Dataset rows about figures:
>>>>>
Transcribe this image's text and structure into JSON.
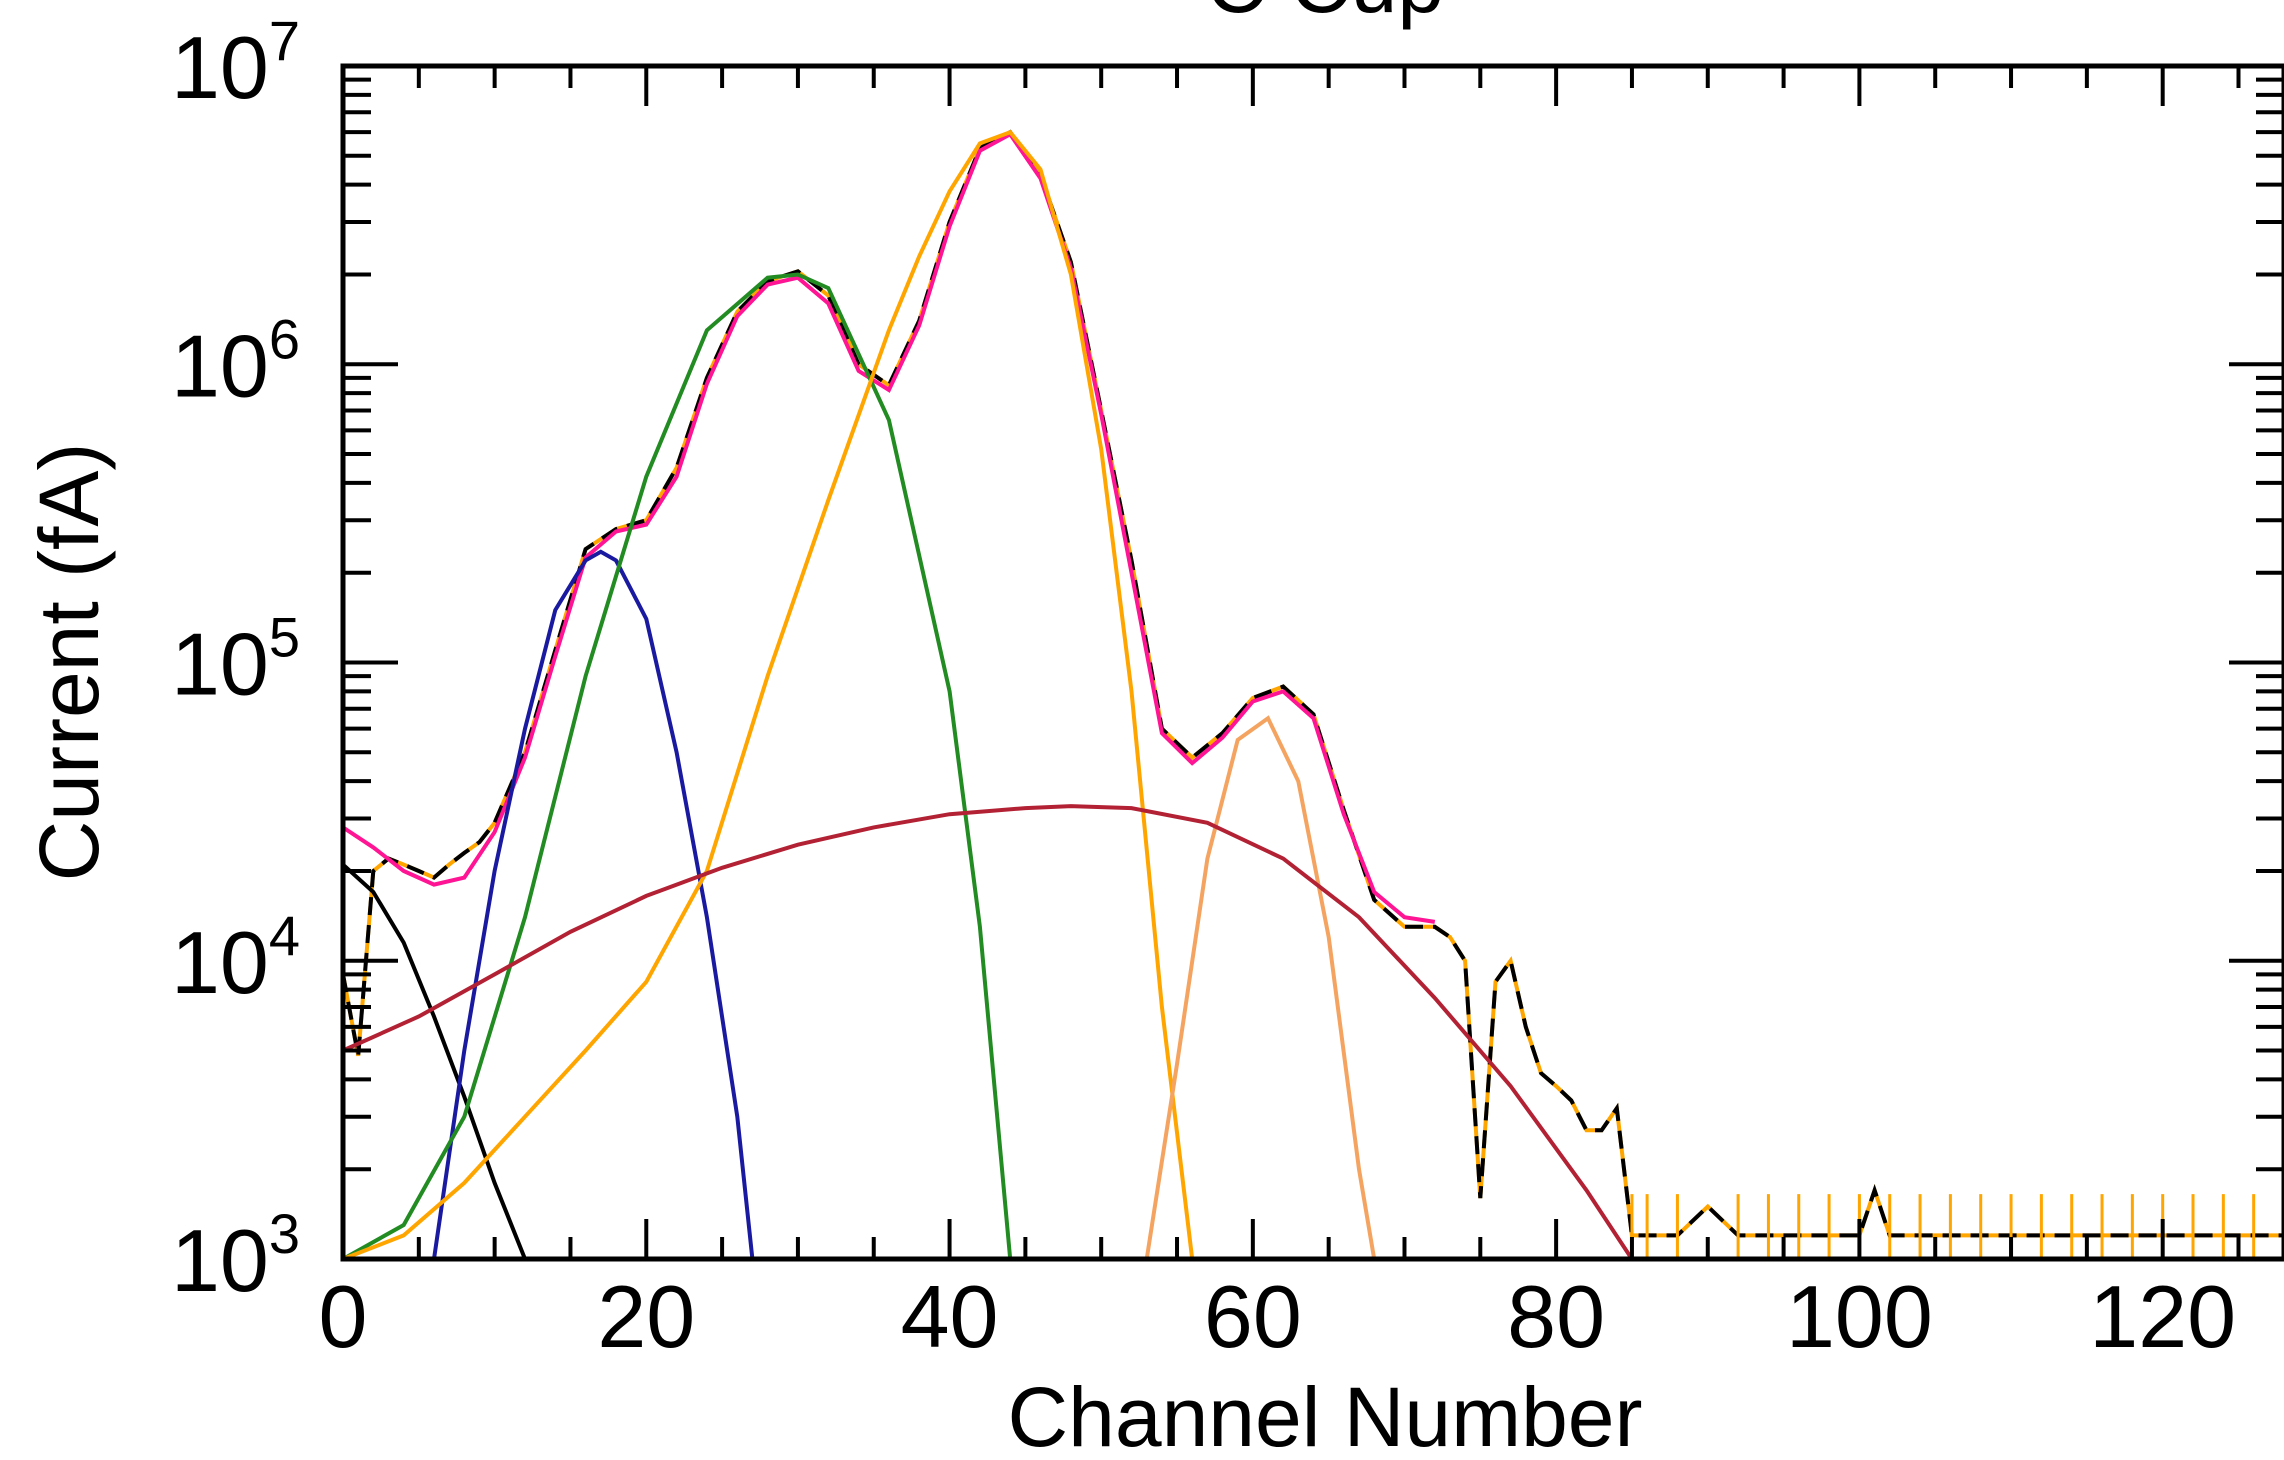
{
  "chart_data": {
    "type": "line",
    "title": "C Cup",
    "xlabel": "Channel Number",
    "ylabel": "Current (fA)",
    "xlim": [
      0,
      128
    ],
    "ylim": [
      1000,
      10000000
    ],
    "yscale": "log",
    "grid": false,
    "x_ticks": [
      0,
      20,
      40,
      60,
      80,
      100,
      120
    ],
    "x_tick_labels": [
      "0",
      "20",
      "40",
      "60",
      "80",
      "100",
      "120"
    ],
    "y_ticks": [
      1000,
      10000,
      100000,
      1000000,
      10000000
    ],
    "y_tick_labels": [
      {
        "base": "10",
        "exp": "3"
      },
      {
        "base": "10",
        "exp": "4"
      },
      {
        "base": "10",
        "exp": "5"
      },
      {
        "base": "10",
        "exp": "6"
      },
      {
        "base": "10",
        "exp": "7"
      }
    ],
    "series": [
      {
        "color": "#000000",
        "style": "dashed-measured",
        "x": [
          0,
          1,
          2,
          3,
          4,
          5,
          6,
          7,
          8,
          9,
          10,
          12,
          14,
          16,
          18,
          20,
          22,
          24,
          26,
          28,
          30,
          32,
          34,
          36,
          38,
          40,
          42,
          44,
          46,
          48,
          50,
          52,
          54,
          56,
          58,
          60,
          62,
          64,
          66,
          68,
          70,
          72,
          73,
          74,
          75,
          76,
          77,
          78,
          79,
          80,
          81,
          82,
          83,
          84,
          85,
          86,
          88,
          90,
          92,
          94,
          96,
          98,
          100,
          101,
          102,
          104,
          106,
          108,
          110,
          112,
          114,
          116,
          118,
          120,
          122,
          124,
          126,
          128
        ],
        "y": [
          9000,
          4800,
          20000,
          22000,
          21000,
          20000,
          19000,
          21000,
          23000,
          25000,
          29000,
          50000,
          110000,
          240000,
          280000,
          300000,
          450000,
          900000,
          1500000,
          1900000,
          2050000,
          1700000,
          1000000,
          850000,
          1400000,
          3000000,
          5300000,
          6000000,
          4300000,
          2200000,
          700000,
          220000,
          60000,
          48000,
          58000,
          76000,
          83000,
          67000,
          32000,
          16000,
          13000,
          13000,
          12000,
          10000,
          1600,
          8500,
          10000,
          6000,
          4200,
          3800,
          3400,
          2700,
          2700,
          3200,
          1200,
          1200,
          1200,
          1500,
          1200,
          1200,
          1200,
          1200,
          1200,
          1700,
          1200,
          1200,
          1200,
          1200,
          1200,
          1200,
          1200,
          1200,
          1200,
          1200,
          1200,
          1200,
          1200,
          1200
        ]
      },
      {
        "color": "#ff1493",
        "style": "solid",
        "x": [
          0,
          2,
          4,
          6,
          8,
          10,
          12,
          14,
          16,
          18,
          20,
          22,
          24,
          26,
          28,
          30,
          32,
          34,
          36,
          38,
          40,
          42,
          44,
          46,
          48,
          50,
          52,
          54,
          56,
          58,
          60,
          62,
          64,
          66,
          68,
          70,
          72
        ],
        "y": [
          28000,
          24000,
          20000,
          18000,
          19000,
          27000,
          48000,
          105000,
          225000,
          275000,
          290000,
          420000,
          860000,
          1450000,
          1850000,
          1950000,
          1600000,
          950000,
          820000,
          1350000,
          2900000,
          5200000,
          5900000,
          4200000,
          2100000,
          680000,
          200000,
          58000,
          46000,
          56000,
          74000,
          80000,
          65000,
          31000,
          17000,
          14000,
          13500
        ]
      },
      {
        "color": "#000000",
        "style": "solid",
        "x": [
          0,
          2,
          4,
          6,
          8,
          10,
          12
        ],
        "y": [
          21000,
          17000,
          11500,
          6500,
          3500,
          1800,
          1000
        ]
      },
      {
        "color": "#1a1aa0",
        "style": "solid",
        "x": [
          6,
          8,
          10,
          12,
          14,
          16,
          17,
          18,
          20,
          22,
          24,
          26,
          27
        ],
        "y": [
          1000,
          5000,
          20000,
          60000,
          150000,
          220000,
          235000,
          220000,
          140000,
          50000,
          14000,
          3000,
          1000
        ]
      },
      {
        "color": "#228b22",
        "style": "solid",
        "x": [
          0,
          4,
          8,
          12,
          16,
          20,
          24,
          28,
          30,
          32,
          36,
          40,
          42,
          44
        ],
        "y": [
          1000,
          1300,
          3000,
          14000,
          90000,
          420000,
          1300000,
          1950000,
          2000000,
          1800000,
          650000,
          80000,
          13000,
          1000
        ]
      },
      {
        "color": "#ffa500",
        "style": "solid",
        "x": [
          0,
          4,
          8,
          12,
          16,
          20,
          24,
          28,
          32,
          36,
          38,
          40,
          42,
          44,
          46,
          48,
          50,
          52,
          54,
          56
        ],
        "y": [
          1000,
          1200,
          1800,
          3000,
          5000,
          8500,
          20000,
          90000,
          350000,
          1300000,
          2300000,
          3800000,
          5500000,
          6000000,
          4500000,
          2000000,
          520000,
          80000,
          7000,
          1000
        ]
      },
      {
        "color": "#f4a460",
        "style": "solid",
        "x": [
          53,
          55,
          57,
          59,
          61,
          63,
          65,
          67,
          68
        ],
        "y": [
          1000,
          4500,
          22000,
          55000,
          65000,
          40000,
          12000,
          2000,
          1000
        ]
      },
      {
        "color": "#b22234",
        "style": "solid",
        "x": [
          0,
          5,
          10,
          15,
          20,
          25,
          30,
          35,
          40,
          45,
          48,
          52,
          57,
          62,
          67,
          72,
          77,
          82,
          85
        ],
        "y": [
          5000,
          6500,
          9000,
          12500,
          16500,
          20500,
          24500,
          28000,
          31000,
          32500,
          33000,
          32500,
          29000,
          22000,
          14000,
          7500,
          3800,
          1700,
          1000
        ]
      }
    ]
  }
}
<<<<<
Given exercise:
Reproduce all of the entries word for word, skipping any pictures they hold.

Exercise output:
Transcribe this image's text and structure into JSON.
{
  "chart_data": {
    "type": "line",
    "title": "C Cup",
    "xlabel": "Channel Number",
    "ylabel": "Current (fA)",
    "xlim": [
      0,
      128
    ],
    "ylim": [
      1000,
      10000000
    ],
    "yscale": "log",
    "grid": false,
    "x_ticks": [
      0,
      20,
      40,
      60,
      80,
      100,
      120
    ],
    "x_tick_labels": [
      "0",
      "20",
      "40",
      "60",
      "80",
      "100",
      "120"
    ],
    "y_ticks": [
      1000,
      10000,
      100000,
      1000000,
      10000000
    ],
    "y_tick_labels": [
      {
        "base": "10",
        "exp": "3"
      },
      {
        "base": "10",
        "exp": "4"
      },
      {
        "base": "10",
        "exp": "5"
      },
      {
        "base": "10",
        "exp": "6"
      },
      {
        "base": "10",
        "exp": "7"
      }
    ],
    "series": [
      {
        "color": "#000000",
        "style": "dashed-measured",
        "x": [
          0,
          1,
          2,
          3,
          4,
          5,
          6,
          7,
          8,
          9,
          10,
          12,
          14,
          16,
          18,
          20,
          22,
          24,
          26,
          28,
          30,
          32,
          34,
          36,
          38,
          40,
          42,
          44,
          46,
          48,
          50,
          52,
          54,
          56,
          58,
          60,
          62,
          64,
          66,
          68,
          70,
          72,
          73,
          74,
          75,
          76,
          77,
          78,
          79,
          80,
          81,
          82,
          83,
          84,
          85,
          86,
          88,
          90,
          92,
          94,
          96,
          98,
          100,
          101,
          102,
          104,
          106,
          108,
          110,
          112,
          114,
          116,
          118,
          120,
          122,
          124,
          126,
          128
        ],
        "y": [
          9000,
          4800,
          20000,
          22000,
          21000,
          20000,
          19000,
          21000,
          23000,
          25000,
          29000,
          50000,
          110000,
          240000,
          280000,
          300000,
          450000,
          900000,
          1500000,
          1900000,
          2050000,
          1700000,
          1000000,
          850000,
          1400000,
          3000000,
          5300000,
          6000000,
          4300000,
          2200000,
          700000,
          220000,
          60000,
          48000,
          58000,
          76000,
          83000,
          67000,
          32000,
          16000,
          13000,
          13000,
          12000,
          10000,
          1600,
          8500,
          10000,
          6000,
          4200,
          3800,
          3400,
          2700,
          2700,
          3200,
          1200,
          1200,
          1200,
          1500,
          1200,
          1200,
          1200,
          1200,
          1200,
          1700,
          1200,
          1200,
          1200,
          1200,
          1200,
          1200,
          1200,
          1200,
          1200,
          1200,
          1200,
          1200,
          1200,
          1200
        ]
      },
      {
        "color": "#ff1493",
        "style": "solid",
        "x": [
          0,
          2,
          4,
          6,
          8,
          10,
          12,
          14,
          16,
          18,
          20,
          22,
          24,
          26,
          28,
          30,
          32,
          34,
          36,
          38,
          40,
          42,
          44,
          46,
          48,
          50,
          52,
          54,
          56,
          58,
          60,
          62,
          64,
          66,
          68,
          70,
          72
        ],
        "y": [
          28000,
          24000,
          20000,
          18000,
          19000,
          27000,
          48000,
          105000,
          225000,
          275000,
          290000,
          420000,
          860000,
          1450000,
          1850000,
          1950000,
          1600000,
          950000,
          820000,
          1350000,
          2900000,
          5200000,
          5900000,
          4200000,
          2100000,
          680000,
          200000,
          58000,
          46000,
          56000,
          74000,
          80000,
          65000,
          31000,
          17000,
          14000,
          13500
        ]
      },
      {
        "color": "#000000",
        "style": "solid",
        "x": [
          0,
          2,
          4,
          6,
          8,
          10,
          12
        ],
        "y": [
          21000,
          17000,
          11500,
          6500,
          3500,
          1800,
          1000
        ]
      },
      {
        "color": "#1a1aa0",
        "style": "solid",
        "x": [
          6,
          8,
          10,
          12,
          14,
          16,
          17,
          18,
          20,
          22,
          24,
          26,
          27
        ],
        "y": [
          1000,
          5000,
          20000,
          60000,
          150000,
          220000,
          235000,
          220000,
          140000,
          50000,
          14000,
          3000,
          1000
        ]
      },
      {
        "color": "#228b22",
        "style": "solid",
        "x": [
          0,
          4,
          8,
          12,
          16,
          20,
          24,
          28,
          30,
          32,
          36,
          40,
          42,
          44
        ],
        "y": [
          1000,
          1300,
          3000,
          14000,
          90000,
          420000,
          1300000,
          1950000,
          2000000,
          1800000,
          650000,
          80000,
          13000,
          1000
        ]
      },
      {
        "color": "#ffa500",
        "style": "solid",
        "x": [
          0,
          4,
          8,
          12,
          16,
          20,
          24,
          28,
          32,
          36,
          38,
          40,
          42,
          44,
          46,
          48,
          50,
          52,
          54,
          56
        ],
        "y": [
          1000,
          1200,
          1800,
          3000,
          5000,
          8500,
          20000,
          90000,
          350000,
          1300000,
          2300000,
          3800000,
          5500000,
          6000000,
          4500000,
          2000000,
          520000,
          80000,
          7000,
          1000
        ]
      },
      {
        "color": "#f4a460",
        "style": "solid",
        "x": [
          53,
          55,
          57,
          59,
          61,
          63,
          65,
          67,
          68
        ],
        "y": [
          1000,
          4500,
          22000,
          55000,
          65000,
          40000,
          12000,
          2000,
          1000
        ]
      },
      {
        "color": "#b22234",
        "style": "solid",
        "x": [
          0,
          5,
          10,
          15,
          20,
          25,
          30,
          35,
          40,
          45,
          48,
          52,
          57,
          62,
          67,
          72,
          77,
          82,
          85
        ],
        "y": [
          5000,
          6500,
          9000,
          12500,
          16500,
          20500,
          24500,
          28000,
          31000,
          32500,
          33000,
          32500,
          29000,
          22000,
          14000,
          7500,
          3800,
          1700,
          1000
        ]
      }
    ]
  }
}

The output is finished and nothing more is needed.